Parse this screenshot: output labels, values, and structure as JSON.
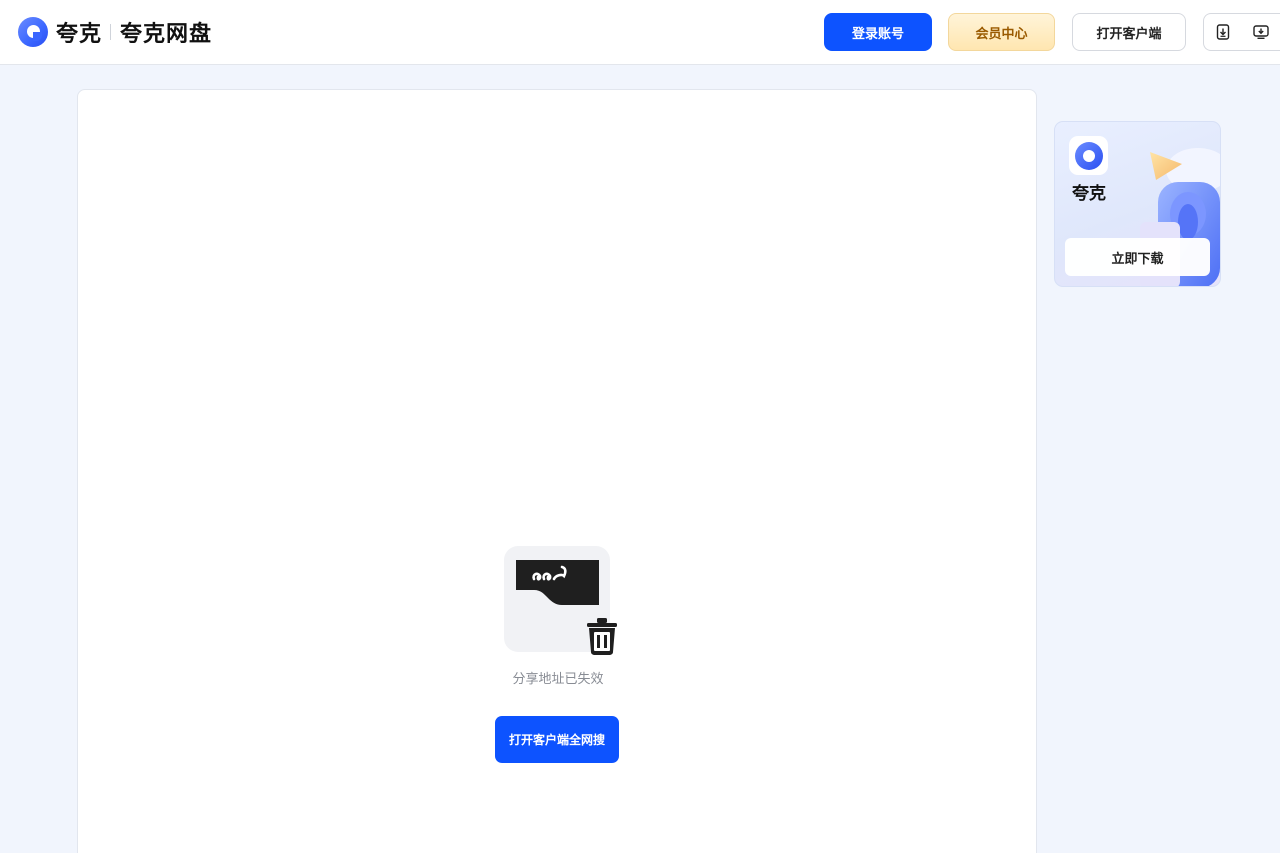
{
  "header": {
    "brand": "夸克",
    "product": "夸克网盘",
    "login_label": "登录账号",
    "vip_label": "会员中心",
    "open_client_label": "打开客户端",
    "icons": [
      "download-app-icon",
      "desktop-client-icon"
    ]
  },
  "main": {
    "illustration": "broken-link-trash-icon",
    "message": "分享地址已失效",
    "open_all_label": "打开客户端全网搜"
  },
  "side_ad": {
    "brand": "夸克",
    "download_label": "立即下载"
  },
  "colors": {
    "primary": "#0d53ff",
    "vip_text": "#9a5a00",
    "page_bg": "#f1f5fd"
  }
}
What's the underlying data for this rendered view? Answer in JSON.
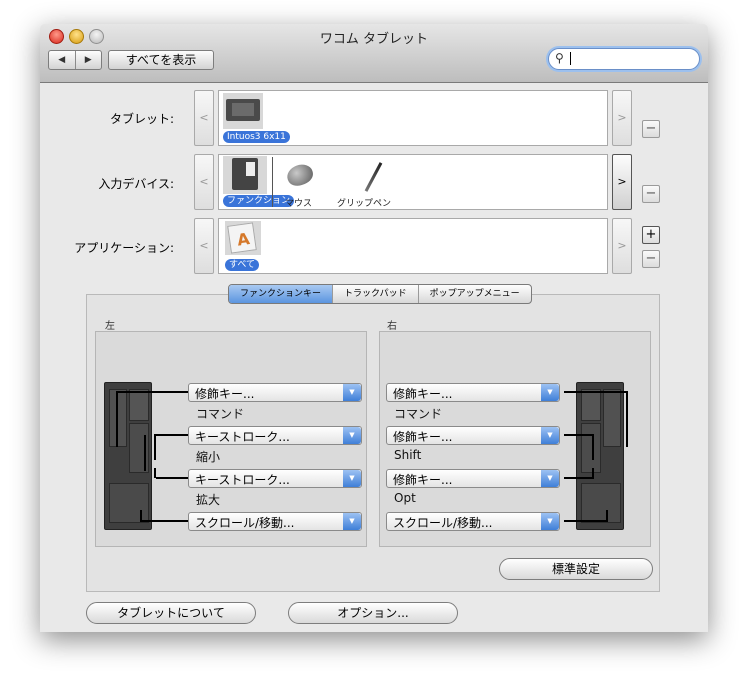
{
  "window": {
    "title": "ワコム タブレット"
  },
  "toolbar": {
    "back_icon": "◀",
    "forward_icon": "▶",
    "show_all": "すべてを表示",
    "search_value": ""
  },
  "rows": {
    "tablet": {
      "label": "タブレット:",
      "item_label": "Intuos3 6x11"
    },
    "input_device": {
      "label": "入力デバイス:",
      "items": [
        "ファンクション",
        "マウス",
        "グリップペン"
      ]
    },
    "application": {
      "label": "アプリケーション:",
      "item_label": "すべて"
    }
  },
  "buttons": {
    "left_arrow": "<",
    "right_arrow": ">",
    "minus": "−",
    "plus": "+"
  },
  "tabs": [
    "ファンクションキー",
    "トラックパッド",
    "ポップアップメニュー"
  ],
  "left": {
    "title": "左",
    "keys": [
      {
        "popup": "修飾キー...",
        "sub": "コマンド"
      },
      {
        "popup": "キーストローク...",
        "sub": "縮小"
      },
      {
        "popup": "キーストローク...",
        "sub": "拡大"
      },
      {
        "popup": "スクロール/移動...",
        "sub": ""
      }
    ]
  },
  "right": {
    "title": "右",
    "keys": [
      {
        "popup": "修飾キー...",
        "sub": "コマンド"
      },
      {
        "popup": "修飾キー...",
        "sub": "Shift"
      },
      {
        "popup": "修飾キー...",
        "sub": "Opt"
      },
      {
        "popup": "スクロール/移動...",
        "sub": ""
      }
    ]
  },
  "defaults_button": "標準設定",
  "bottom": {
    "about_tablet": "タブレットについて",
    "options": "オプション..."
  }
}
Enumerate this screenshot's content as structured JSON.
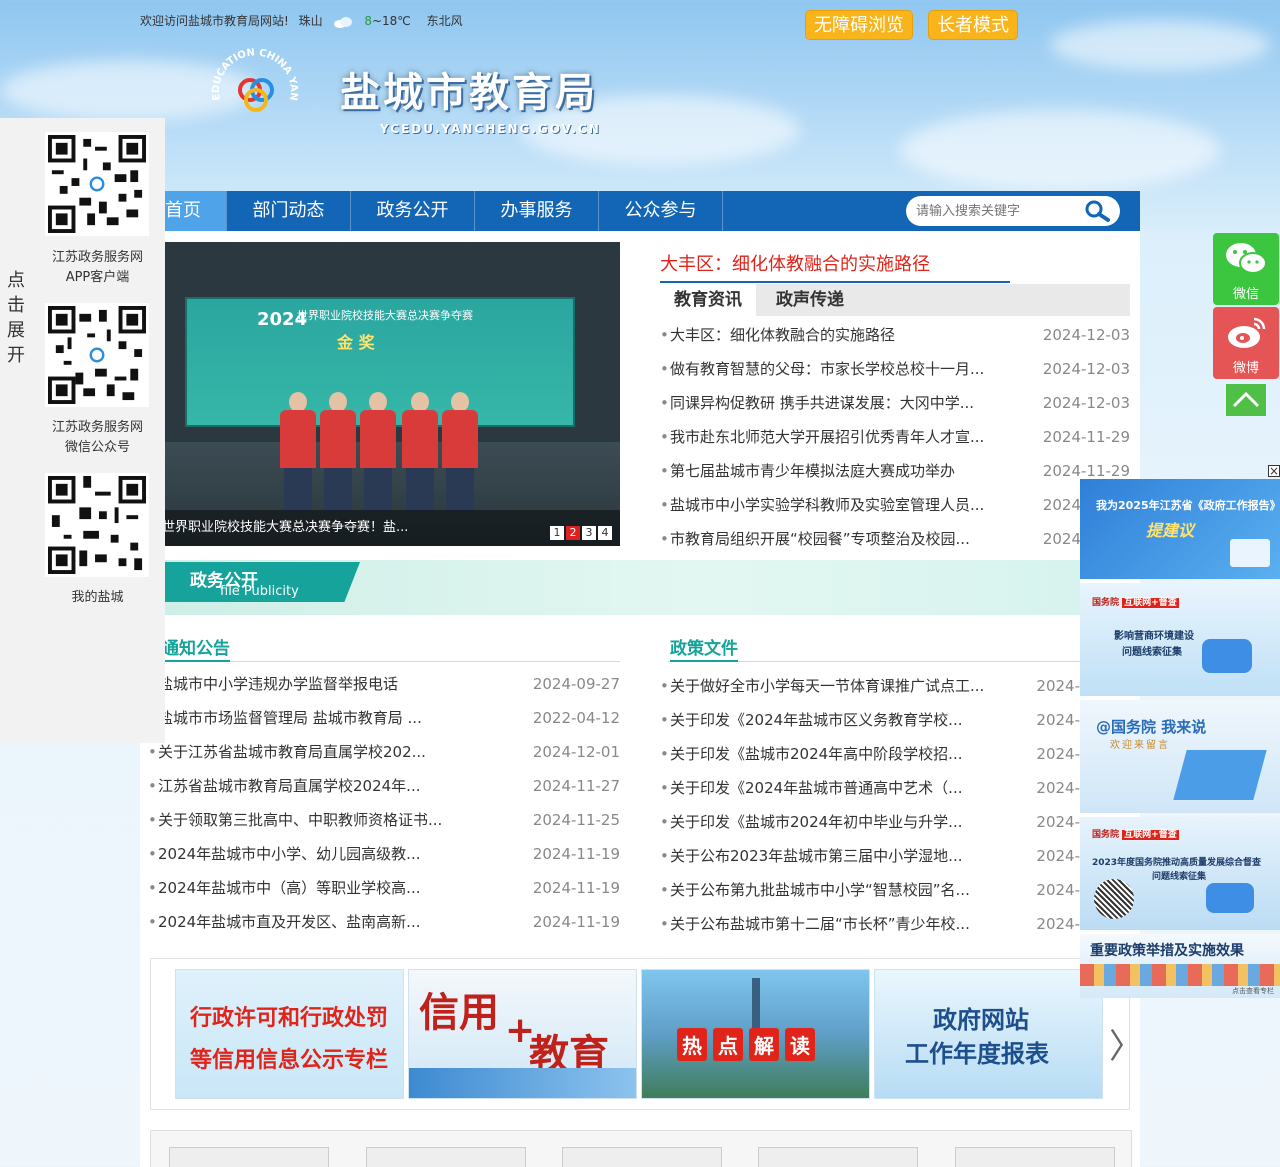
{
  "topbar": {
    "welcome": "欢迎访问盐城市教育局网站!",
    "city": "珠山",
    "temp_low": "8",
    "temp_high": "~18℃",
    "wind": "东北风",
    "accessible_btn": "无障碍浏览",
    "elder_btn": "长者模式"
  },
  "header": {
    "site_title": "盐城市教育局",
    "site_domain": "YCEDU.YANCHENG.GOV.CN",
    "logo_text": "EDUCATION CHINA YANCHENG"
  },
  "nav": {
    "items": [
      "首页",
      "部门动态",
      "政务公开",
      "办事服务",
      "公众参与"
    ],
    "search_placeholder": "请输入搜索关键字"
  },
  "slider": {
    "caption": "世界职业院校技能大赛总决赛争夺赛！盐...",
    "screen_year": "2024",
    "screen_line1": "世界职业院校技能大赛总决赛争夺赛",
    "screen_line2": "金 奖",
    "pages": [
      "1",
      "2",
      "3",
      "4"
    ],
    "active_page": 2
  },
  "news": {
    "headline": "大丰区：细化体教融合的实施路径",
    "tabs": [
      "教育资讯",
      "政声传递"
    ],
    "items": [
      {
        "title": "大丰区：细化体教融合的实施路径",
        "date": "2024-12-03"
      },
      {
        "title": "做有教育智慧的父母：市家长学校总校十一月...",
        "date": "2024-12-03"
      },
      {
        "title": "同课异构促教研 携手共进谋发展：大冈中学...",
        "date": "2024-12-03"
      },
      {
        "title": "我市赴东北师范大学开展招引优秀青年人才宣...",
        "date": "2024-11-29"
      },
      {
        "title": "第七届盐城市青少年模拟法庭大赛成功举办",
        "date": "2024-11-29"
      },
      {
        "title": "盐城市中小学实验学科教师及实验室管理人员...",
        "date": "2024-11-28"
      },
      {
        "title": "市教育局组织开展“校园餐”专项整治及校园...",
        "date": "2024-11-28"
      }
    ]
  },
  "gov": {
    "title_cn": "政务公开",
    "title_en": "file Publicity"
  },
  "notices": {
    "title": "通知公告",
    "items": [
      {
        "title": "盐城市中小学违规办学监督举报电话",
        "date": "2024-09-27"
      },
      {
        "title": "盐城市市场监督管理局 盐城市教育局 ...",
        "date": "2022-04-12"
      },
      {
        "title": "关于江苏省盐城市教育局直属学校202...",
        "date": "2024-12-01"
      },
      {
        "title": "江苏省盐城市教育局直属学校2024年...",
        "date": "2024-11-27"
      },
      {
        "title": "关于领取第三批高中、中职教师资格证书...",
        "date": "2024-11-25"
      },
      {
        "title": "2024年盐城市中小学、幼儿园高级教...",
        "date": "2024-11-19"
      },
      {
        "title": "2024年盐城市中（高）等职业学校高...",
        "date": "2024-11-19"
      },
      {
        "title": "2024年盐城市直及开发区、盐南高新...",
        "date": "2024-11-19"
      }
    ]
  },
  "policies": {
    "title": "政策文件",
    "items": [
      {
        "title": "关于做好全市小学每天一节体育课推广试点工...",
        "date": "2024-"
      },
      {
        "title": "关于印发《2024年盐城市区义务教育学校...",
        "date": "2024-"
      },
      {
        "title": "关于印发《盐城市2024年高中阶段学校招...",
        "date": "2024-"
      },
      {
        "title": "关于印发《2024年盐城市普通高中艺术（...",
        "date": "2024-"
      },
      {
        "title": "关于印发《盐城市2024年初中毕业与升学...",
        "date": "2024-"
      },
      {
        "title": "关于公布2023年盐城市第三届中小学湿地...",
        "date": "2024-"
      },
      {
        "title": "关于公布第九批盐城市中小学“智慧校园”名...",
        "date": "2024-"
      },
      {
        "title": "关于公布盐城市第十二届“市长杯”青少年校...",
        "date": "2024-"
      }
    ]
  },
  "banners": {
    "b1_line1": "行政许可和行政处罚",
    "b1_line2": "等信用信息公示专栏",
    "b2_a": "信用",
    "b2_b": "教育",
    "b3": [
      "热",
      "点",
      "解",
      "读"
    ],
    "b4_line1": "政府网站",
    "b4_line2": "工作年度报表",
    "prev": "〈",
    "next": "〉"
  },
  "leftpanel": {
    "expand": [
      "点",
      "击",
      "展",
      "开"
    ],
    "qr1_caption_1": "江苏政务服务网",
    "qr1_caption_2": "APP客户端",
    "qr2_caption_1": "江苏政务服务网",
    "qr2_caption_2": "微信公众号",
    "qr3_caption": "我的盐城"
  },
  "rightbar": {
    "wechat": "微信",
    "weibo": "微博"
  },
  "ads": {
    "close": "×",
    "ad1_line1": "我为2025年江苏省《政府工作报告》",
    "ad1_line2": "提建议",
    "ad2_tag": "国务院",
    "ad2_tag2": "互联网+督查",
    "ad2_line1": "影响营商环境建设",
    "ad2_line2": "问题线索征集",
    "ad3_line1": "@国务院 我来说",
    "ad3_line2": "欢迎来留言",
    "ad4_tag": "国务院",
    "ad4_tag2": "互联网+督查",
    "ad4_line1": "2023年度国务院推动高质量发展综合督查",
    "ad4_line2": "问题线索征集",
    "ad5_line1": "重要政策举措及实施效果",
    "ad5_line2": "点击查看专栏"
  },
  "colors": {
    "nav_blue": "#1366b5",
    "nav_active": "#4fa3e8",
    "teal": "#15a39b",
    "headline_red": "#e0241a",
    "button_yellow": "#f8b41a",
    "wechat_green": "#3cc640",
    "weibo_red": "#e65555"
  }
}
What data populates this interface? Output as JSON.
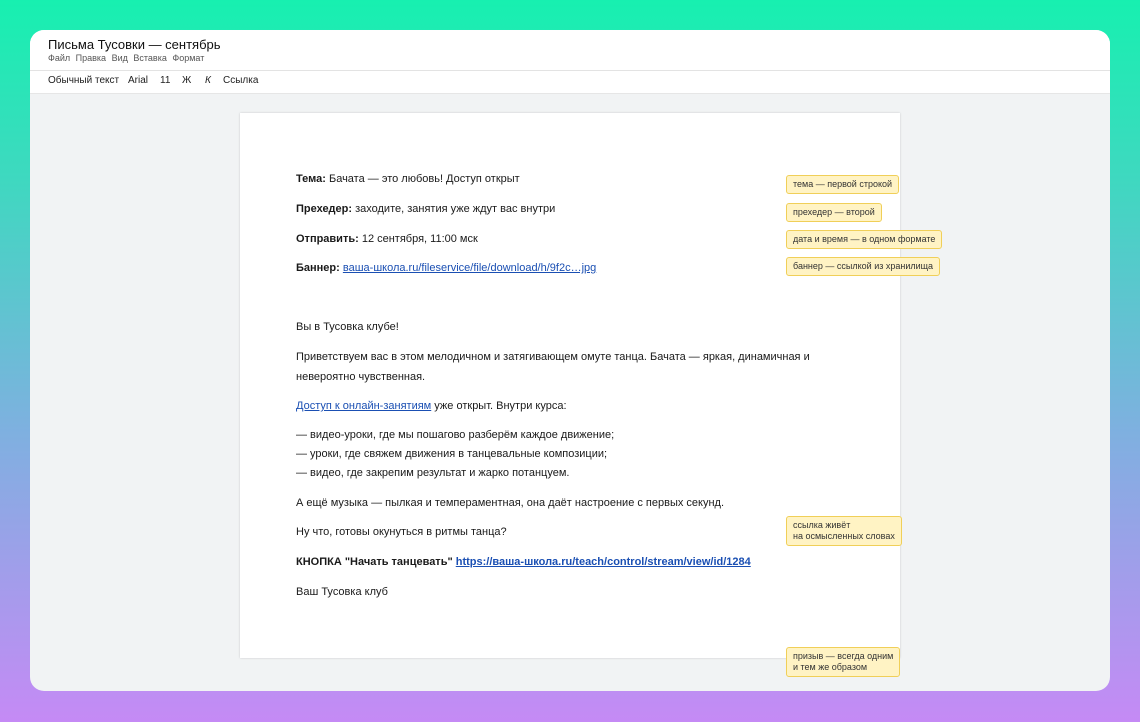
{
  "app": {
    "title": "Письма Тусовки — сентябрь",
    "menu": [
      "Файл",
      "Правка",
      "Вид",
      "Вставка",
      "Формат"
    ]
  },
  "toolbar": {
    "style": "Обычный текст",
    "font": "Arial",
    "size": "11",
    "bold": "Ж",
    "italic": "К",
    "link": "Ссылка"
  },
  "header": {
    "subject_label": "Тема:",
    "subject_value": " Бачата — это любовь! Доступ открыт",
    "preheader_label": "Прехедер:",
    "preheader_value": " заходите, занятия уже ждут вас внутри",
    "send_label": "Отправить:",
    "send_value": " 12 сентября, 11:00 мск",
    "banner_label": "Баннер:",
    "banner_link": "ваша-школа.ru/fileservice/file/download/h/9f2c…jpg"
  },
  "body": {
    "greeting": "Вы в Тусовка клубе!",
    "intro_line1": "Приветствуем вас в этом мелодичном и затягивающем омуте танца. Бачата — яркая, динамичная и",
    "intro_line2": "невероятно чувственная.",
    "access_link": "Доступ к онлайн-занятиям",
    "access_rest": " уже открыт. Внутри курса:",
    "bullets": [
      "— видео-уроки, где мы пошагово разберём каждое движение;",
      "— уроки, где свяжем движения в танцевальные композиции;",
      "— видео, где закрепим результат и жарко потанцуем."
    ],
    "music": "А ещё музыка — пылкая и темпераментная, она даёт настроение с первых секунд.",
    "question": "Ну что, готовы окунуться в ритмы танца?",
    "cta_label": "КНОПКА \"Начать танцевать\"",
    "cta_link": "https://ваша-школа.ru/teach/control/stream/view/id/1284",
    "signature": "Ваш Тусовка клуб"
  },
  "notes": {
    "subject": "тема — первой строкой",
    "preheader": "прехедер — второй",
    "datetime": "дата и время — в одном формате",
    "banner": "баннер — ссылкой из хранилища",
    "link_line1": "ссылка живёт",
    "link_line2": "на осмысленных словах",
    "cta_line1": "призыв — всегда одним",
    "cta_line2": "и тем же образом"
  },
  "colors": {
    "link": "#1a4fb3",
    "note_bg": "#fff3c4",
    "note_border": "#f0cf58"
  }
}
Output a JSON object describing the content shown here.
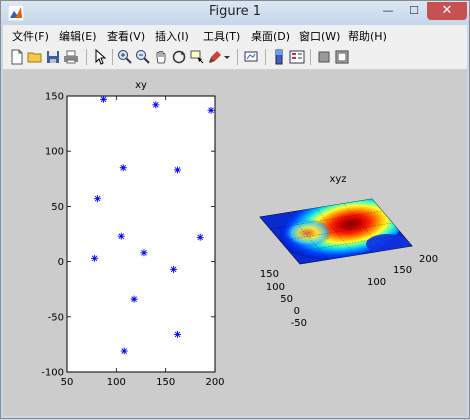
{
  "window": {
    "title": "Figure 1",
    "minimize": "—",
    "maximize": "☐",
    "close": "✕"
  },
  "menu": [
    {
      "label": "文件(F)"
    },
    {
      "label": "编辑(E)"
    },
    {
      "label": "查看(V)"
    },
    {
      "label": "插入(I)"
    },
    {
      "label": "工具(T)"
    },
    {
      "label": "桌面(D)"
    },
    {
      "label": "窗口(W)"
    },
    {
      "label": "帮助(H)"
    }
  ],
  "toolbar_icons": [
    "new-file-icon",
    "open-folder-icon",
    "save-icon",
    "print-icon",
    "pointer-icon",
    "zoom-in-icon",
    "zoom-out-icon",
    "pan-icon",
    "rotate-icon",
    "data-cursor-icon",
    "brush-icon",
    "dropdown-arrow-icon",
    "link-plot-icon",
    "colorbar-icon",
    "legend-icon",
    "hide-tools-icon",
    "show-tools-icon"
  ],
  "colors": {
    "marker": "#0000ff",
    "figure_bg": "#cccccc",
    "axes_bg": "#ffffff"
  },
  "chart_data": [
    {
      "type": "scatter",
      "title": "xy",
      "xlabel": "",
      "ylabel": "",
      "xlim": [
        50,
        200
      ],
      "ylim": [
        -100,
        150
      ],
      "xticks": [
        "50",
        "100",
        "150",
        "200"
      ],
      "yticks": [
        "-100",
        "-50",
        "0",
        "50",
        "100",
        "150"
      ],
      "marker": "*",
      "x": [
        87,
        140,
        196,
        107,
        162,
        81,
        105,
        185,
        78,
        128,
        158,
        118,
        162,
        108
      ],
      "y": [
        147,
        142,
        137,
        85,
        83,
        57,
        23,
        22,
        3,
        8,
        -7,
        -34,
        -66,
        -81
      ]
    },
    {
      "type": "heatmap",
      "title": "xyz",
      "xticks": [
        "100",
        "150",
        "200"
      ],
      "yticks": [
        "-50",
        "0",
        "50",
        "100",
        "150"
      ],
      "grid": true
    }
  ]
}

**Description of the task:** Copy out every line of the material above that mentions the word "file".

**Output:**
    "title_en": "file Publicity"
    "banner_link": "ваша-школа.ru/fileservice/file/download/h/9f2c…jpg"
    "new-file-icon",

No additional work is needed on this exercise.